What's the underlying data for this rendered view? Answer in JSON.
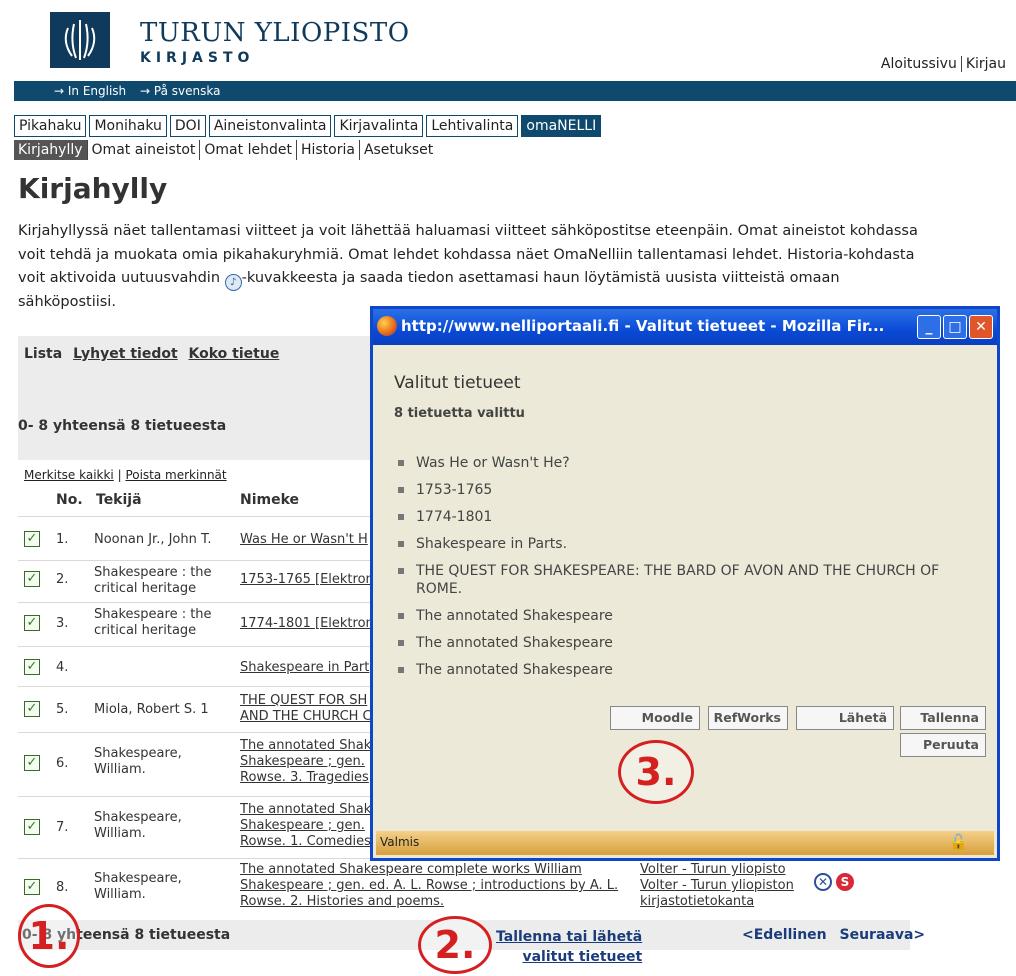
{
  "header": {
    "university": "TURUN YLIOPISTO",
    "library": "KIRJASTO",
    "top_links": [
      "Aloitussivu",
      "Kirjau"
    ],
    "lang_links": [
      "→ In English",
      "→ På svenska"
    ]
  },
  "tabs": [
    "Pikahaku",
    "Monihaku",
    "DOI",
    "Aineistonvalinta",
    "Kirjavalinta",
    "Lehtivalinta",
    "omaNELLI"
  ],
  "subtabs": [
    "Kirjahylly",
    "Omat aineistot",
    "Omat lehdet",
    "Historia",
    "Asetukset"
  ],
  "page_title": "Kirjahylly",
  "intro_before_icon": "Kirjahyllyssä näet tallentamasi viitteet ja voit lähettää haluamasi viitteet sähköpostitse eteenpäin. Omat aineistot kohdassa voit tehdä ja muokata omia pikahakuryhmiä. Omat lehdet kohdassa näet OmaNelliin tallentamasi lehdet. Historia-kohdasta voit aktivoida uutuusvahdin",
  "intro_after_icon": "-kuvakkeesta ja saada tiedon asettamasi haun löytämistä uusista viitteistä omaan sähköpostiisi.",
  "list": {
    "view_lista": "Lista",
    "view_short": "Lyhyet tiedot",
    "view_full": "Koko tietue",
    "count_top": "0- 8 yhteensä 8 tietueesta",
    "mark_all": "Merkitse kaikki",
    "unmark": "Poista merkinnät",
    "col_no": "No.",
    "col_author": "Tekijä",
    "col_title": "Nimeke",
    "rows": [
      {
        "no": "1.",
        "author": "Noonan Jr., John T.",
        "title": "Was He or Wasn't H",
        "links": []
      },
      {
        "no": "2.",
        "author": "Shakespeare : the critical heritage",
        "title": "1753-1765 [Elektroni",
        "links": []
      },
      {
        "no": "3.",
        "author": "Shakespeare : the critical heritage",
        "title": "1774-1801 [Elektroni",
        "links": []
      },
      {
        "no": "4.",
        "author": "",
        "title": "Shakespeare in Part",
        "links": []
      },
      {
        "no": "5.",
        "author": "Miola, Robert S. 1",
        "title": "THE QUEST FOR SH AND THE CHURCH C",
        "links": []
      },
      {
        "no": "6.",
        "author": "Shakespeare, William.",
        "title": "The annotated Shake Shakespeare ; gen. Rowse. 3. Tragedies",
        "links": []
      },
      {
        "no": "7.",
        "author": "Shakespeare, William.",
        "title": "The annotated Shake Shakespeare ; gen. Rowse. 1. Comedies",
        "links": []
      },
      {
        "no": "8.",
        "author": "Shakespeare, William.",
        "title": "The annotated Shakespeare complete works William Shakespeare ; gen. ed. A. L. Rowse ; introductions by A. L. Rowse. 2. Histories and poems.",
        "links": [
          "Volter - Turun yliopisto",
          "Volter - Turun yliopiston kirjastotietokanta"
        ]
      }
    ],
    "count_bottom": "0- 8 yhteensä 8 tietueesta",
    "save_send_1": "Tallenna tai lähetä",
    "save_send_2": "valitut tietueet",
    "prev": "<Edellinen",
    "next": "Seuraava>"
  },
  "popup": {
    "window_title": "http://www.nelliportaali.fi - Valitut tietueet - Mozilla Fir...",
    "title": "Valitut tietueet",
    "subtitle": "8 tietuetta valittu",
    "items": [
      "Was He or Wasn't He?",
      "1753-1765",
      "1774-1801",
      "Shakespeare in Parts.",
      "THE QUEST FOR SHAKESPEARE: THE BARD OF AVON AND THE CHURCH OF ROME.",
      "The annotated Shakespeare",
      "The annotated Shakespeare",
      "The annotated Shakespeare"
    ],
    "btn_moodle": "Moodle",
    "btn_refworks": "RefWorks",
    "btn_send": "Lähetä",
    "btn_save": "Tallenna",
    "btn_cancel": "Peruuta",
    "status": "Valmis"
  },
  "annotations": [
    "1.",
    "2.",
    "3."
  ]
}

● ● ● ● ● ● ●

* **Exercise objective**: Report each line in the data that holds the word "Omat".

* **Problem solution**:
    "Omat aineistot",
    "Omat lehdet",
  "intro_before_icon": "Kirjahyllyssä näet tallentamasi viitteet ja voit lähettää haluamasi viitteet sähköpostitse eteenpäin. Omat aineistot kohdassa voit tehdä ja muokata omia pikahakuryhmiä. Omat lehdet kohdassa näet OmaNelliin tallentamasi lehdet. Historia-kohdasta voit aktivoida uutuusvahdin",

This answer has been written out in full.